#### EXERCISE PROMPT:
Pictures do not belong in the copy; quote every entry below exactly.

Records excerpted from a collection:
------------------------------------------------------------
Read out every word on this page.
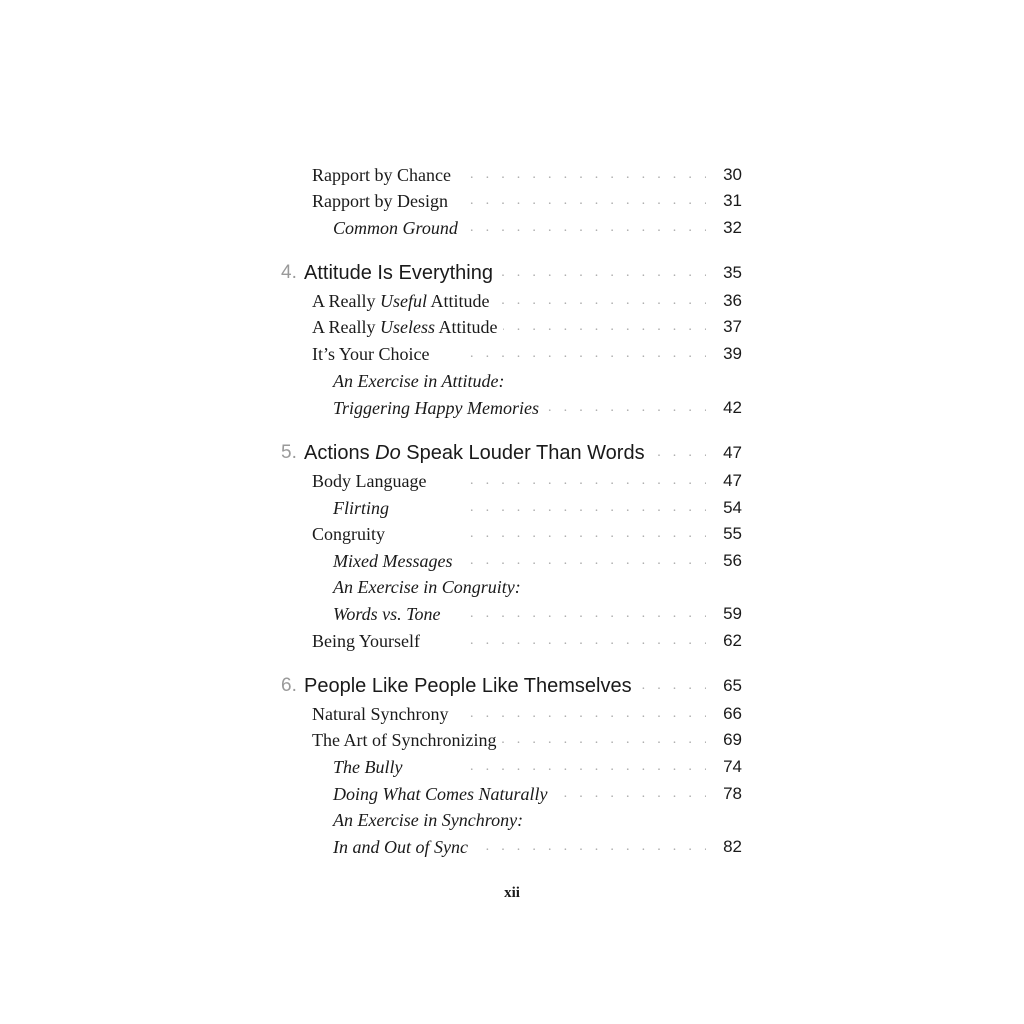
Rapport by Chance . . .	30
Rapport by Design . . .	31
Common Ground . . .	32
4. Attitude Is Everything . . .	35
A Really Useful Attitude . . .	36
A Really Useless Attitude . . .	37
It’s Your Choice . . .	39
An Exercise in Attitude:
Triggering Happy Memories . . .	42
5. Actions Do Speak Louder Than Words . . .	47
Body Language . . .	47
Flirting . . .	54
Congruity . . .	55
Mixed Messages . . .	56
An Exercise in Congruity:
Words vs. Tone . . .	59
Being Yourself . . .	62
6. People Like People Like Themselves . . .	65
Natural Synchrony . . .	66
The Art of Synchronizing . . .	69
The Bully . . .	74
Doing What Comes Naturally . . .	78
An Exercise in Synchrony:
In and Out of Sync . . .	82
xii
------------------------------------------------------------
#### RESPONSE FOR THIS EXERCISE:
Read out every word on this page.
Rapport by Chance . . .	30
Rapport by Design . . .	31
Common Ground . . .	32
4. Attitude Is Everything . . .	35
A Really Useful Attitude . . .	36
A Really Useless Attitude . . .	37
It’s Your Choice . . .	39
An Exercise in Attitude:
Triggering Happy Memories . . .	42
5. Actions Do Speak Louder Than Words . . .	47
Body Language . . .	47
Flirting . . .	54
Congruity . . .	55
Mixed Messages . . .	56
An Exercise in Congruity:
Words vs. Tone . . .	59
Being Yourself . . .	62
6. People Like People Like Themselves . . .	65
Natural Synchrony . . .	66
The Art of Synchronizing . . .	69
The Bully . . .	74
Doing What Comes Naturally . . .	78
An Exercise in Synchrony:
In and Out of Sync . . .	82
xii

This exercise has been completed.